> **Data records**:
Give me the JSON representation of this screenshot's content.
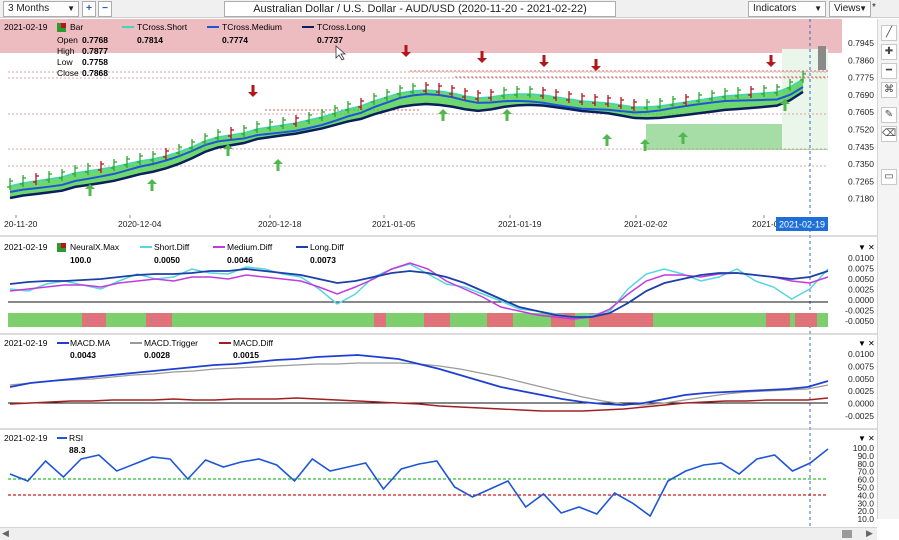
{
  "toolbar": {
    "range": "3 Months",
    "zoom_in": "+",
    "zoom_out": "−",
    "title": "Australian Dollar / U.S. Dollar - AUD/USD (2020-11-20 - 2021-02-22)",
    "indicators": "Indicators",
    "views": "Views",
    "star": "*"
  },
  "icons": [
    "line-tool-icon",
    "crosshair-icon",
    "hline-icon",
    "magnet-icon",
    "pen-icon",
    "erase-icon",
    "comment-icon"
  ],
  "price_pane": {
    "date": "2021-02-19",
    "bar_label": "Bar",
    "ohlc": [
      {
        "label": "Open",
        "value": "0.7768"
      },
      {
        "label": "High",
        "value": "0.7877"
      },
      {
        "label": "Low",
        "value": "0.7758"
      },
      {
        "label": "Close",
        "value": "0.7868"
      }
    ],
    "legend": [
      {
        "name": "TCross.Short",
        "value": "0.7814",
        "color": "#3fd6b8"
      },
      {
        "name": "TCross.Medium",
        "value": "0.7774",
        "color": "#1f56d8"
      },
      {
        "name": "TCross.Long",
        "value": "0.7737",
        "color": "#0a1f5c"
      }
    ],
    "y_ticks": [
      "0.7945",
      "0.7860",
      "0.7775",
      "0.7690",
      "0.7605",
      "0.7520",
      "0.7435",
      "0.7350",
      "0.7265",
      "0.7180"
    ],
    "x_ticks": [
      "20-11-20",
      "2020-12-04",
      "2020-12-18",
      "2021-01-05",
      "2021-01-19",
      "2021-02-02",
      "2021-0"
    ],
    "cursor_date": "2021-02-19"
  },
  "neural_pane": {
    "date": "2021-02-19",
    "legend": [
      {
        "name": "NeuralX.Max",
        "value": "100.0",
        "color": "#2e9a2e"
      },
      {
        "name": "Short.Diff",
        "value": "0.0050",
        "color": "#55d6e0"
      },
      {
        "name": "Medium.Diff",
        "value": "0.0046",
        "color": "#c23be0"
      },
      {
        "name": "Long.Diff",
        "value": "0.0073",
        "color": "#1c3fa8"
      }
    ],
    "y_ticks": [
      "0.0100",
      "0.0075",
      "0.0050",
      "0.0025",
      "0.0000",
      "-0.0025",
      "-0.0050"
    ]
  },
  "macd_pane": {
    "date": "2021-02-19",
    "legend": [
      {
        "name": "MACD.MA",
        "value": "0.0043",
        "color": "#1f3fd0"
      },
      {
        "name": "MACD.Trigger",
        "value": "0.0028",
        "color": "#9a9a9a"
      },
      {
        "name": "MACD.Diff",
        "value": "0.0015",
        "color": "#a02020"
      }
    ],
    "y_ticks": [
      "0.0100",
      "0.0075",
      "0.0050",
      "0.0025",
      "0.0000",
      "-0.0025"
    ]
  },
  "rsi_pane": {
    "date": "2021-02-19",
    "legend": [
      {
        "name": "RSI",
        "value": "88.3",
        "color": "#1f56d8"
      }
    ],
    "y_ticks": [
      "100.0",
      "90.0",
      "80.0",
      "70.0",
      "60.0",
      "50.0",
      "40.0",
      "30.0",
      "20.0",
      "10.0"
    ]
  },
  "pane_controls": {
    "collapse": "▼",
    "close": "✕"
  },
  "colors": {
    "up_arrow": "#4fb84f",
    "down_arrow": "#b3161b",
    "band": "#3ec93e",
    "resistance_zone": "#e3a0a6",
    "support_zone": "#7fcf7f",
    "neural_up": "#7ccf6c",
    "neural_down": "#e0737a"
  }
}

> **TASK**: Check every line for "TCross" and show the ones that have it.

> **PROBLEM SOLUTION**:
        "name": "TCross.Short",
        "name": "TCross.Medium",
        "name": "TCross.Long",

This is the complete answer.